Task directions:
Without altering anything, repeat each of the records.

Supplied records:
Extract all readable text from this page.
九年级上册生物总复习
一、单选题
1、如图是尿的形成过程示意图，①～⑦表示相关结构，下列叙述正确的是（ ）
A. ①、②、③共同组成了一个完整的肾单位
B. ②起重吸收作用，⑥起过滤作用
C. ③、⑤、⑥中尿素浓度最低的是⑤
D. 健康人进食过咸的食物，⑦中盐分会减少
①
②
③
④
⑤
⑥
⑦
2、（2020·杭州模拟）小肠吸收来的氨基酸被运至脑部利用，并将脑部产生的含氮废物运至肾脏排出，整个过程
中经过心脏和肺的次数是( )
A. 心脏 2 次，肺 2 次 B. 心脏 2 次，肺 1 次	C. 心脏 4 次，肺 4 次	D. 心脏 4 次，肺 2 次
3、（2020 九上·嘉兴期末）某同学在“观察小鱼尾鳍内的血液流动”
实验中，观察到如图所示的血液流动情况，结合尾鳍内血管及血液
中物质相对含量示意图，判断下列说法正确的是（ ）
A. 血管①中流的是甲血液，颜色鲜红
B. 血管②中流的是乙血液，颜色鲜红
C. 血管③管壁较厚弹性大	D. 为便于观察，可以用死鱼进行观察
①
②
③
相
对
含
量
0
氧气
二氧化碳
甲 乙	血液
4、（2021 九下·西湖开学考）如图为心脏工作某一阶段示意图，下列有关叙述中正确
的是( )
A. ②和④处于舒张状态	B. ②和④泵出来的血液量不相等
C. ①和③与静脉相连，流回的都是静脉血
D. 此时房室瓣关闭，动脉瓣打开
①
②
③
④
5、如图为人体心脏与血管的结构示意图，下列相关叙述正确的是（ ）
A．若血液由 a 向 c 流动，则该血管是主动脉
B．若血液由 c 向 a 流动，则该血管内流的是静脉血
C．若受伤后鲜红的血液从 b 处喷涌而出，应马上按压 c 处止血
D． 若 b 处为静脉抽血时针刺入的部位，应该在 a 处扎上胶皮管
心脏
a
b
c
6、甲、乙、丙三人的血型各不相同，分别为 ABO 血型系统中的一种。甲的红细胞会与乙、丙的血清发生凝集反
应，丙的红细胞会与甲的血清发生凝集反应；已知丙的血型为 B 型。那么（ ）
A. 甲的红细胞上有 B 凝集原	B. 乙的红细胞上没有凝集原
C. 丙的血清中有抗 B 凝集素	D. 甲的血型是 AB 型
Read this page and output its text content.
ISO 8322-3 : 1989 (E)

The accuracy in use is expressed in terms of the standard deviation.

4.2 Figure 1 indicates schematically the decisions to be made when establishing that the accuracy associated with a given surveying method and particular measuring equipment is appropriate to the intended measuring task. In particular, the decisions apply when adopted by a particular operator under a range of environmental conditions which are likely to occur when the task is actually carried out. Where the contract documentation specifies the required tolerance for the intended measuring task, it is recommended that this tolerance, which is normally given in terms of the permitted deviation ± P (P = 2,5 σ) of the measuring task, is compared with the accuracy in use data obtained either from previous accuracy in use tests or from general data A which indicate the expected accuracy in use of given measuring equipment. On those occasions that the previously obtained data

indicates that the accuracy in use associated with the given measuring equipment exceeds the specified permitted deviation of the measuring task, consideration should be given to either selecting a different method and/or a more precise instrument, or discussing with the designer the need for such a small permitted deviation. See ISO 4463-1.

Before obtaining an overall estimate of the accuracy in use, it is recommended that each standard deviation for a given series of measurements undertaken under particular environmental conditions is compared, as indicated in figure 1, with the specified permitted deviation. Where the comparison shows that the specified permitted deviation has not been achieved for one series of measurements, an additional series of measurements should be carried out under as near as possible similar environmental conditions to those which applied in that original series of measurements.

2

Expected answer:
Extract all readable text from this page.
九年级上册生物总复习
一、单选题
1、如图是尿的形成过程示意图，①～⑦表示相关结构，下列叙述正确的是（ ）
A. ①、②、③共同组成了一个完整的肾单位
B. ②起重吸收作用，⑥起过滤作用
C. ③、⑤、⑥中尿素浓度最低的是⑤
D. 健康人进食过咸的食物，⑦中盐分会减少
①
②
③
④
⑤
⑥
⑦
2、（2020·杭州模拟）小肠吸收来的氨基酸被运至脑部利用，并将脑部产生的含氮废物运至肾脏排出，整个过程
中经过心脏和肺的次数是( )
A. 心脏 2 次，肺 2 次 B. 心脏 2 次，肺 1 次	C. 心脏 4 次，肺 4 次	D. 心脏 4 次，肺 2 次
3、（2020 九上·嘉兴期末）某同学在“观察小鱼尾鳍内的血液流动”
实验中，观察到如图所示的血液流动情况，结合尾鳍内血管及血液
中物质相对含量示意图，判断下列说法正确的是（ ）
A. 血管①中流的是甲血液，颜色鲜红
B. 血管②中流的是乙血液，颜色鲜红
C. 血管③管壁较厚弹性大	D. 为便于观察，可以用死鱼进行观察
①
②
③
相
对
含
量
0
氧气
二氧化碳
甲 乙	血液
4、（2021 九下·西湖开学考）如图为心脏工作某一阶段示意图，下列有关叙述中正确
的是( )
A. ②和④处于舒张状态	B. ②和④泵出来的血液量不相等
C. ①和③与静脉相连，流回的都是静脉血
D. 此时房室瓣关闭，动脉瓣打开
①
②
③
④
5、如图为人体心脏与血管的结构示意图，下列相关叙述正确的是（ ）
A．若血液由 a 向 c 流动，则该血管是主动脉
B．若血液由 c 向 a 流动，则该血管内流的是静脉血
C．若受伤后鲜红的血液从 b 处喷涌而出，应马上按压 c 处止血
D． 若 b 处为静脉抽血时针刺入的部位，应该在 a 处扎上胶皮管
心脏
a
b
c
6、甲、乙、丙三人的血型各不相同，分别为 ABO 血型系统中的一种。甲的红细胞会与乙、丙的血清发生凝集反
应，丙的红细胞会与甲的血清发生凝集反应；已知丙的血型为 B 型。那么（ ）
A. 甲的红细胞上有 B 凝集原	B. 乙的红细胞上没有凝集原
C. 丙的血清中有抗 B 凝集素	D. 甲的血型是 AB 型
Read this page and output its text content.
ISO 8322-3 : 1989 (E)

The accuracy in use is expressed in terms of the standard deviation.

4.2 Figure 1 indicates schematically the decisions to be made when establishing that the accuracy associated with a given surveying method and particular measuring equipment is appropriate to the intended measuring task. In particular, the decisions apply when adopted by a particular operator under a range of environmental conditions which are likely to occur when the task is actually carried out. Where the contract documentation specifies the required tolerance for the intended measuring task, it is recommended that this tolerance, which is normally given in terms of the permitted deviation ± P (P = 2,5 σ) of the measuring task, is compared with the accuracy in use data obtained either from previous accuracy in use tests or from general data A which indicate the expected accuracy in use of given measuring equipment. On those occasions that the previously obtained data

indicates that the accuracy in use associated with the given measuring equipment exceeds the specified permitted deviation of the measuring task, consideration should be given to either selecting a different method and/or a more precise instrument, or discussing with the designer the need for such a small permitted deviation. See ISO 4463-1.

Before obtaining an overall estimate of the accuracy in use, it is recommended that each standard deviation for a given series of measurements undertaken under particular environmental conditions is compared, as indicated in figure 1, with the specified permitted deviation. Where the comparison shows that the specified permitted deviation has not been achieved for one series of measurements, an additional series of measurements should be carried out under as near as possible similar environmental conditions to those which applied in that original series of measurements.

2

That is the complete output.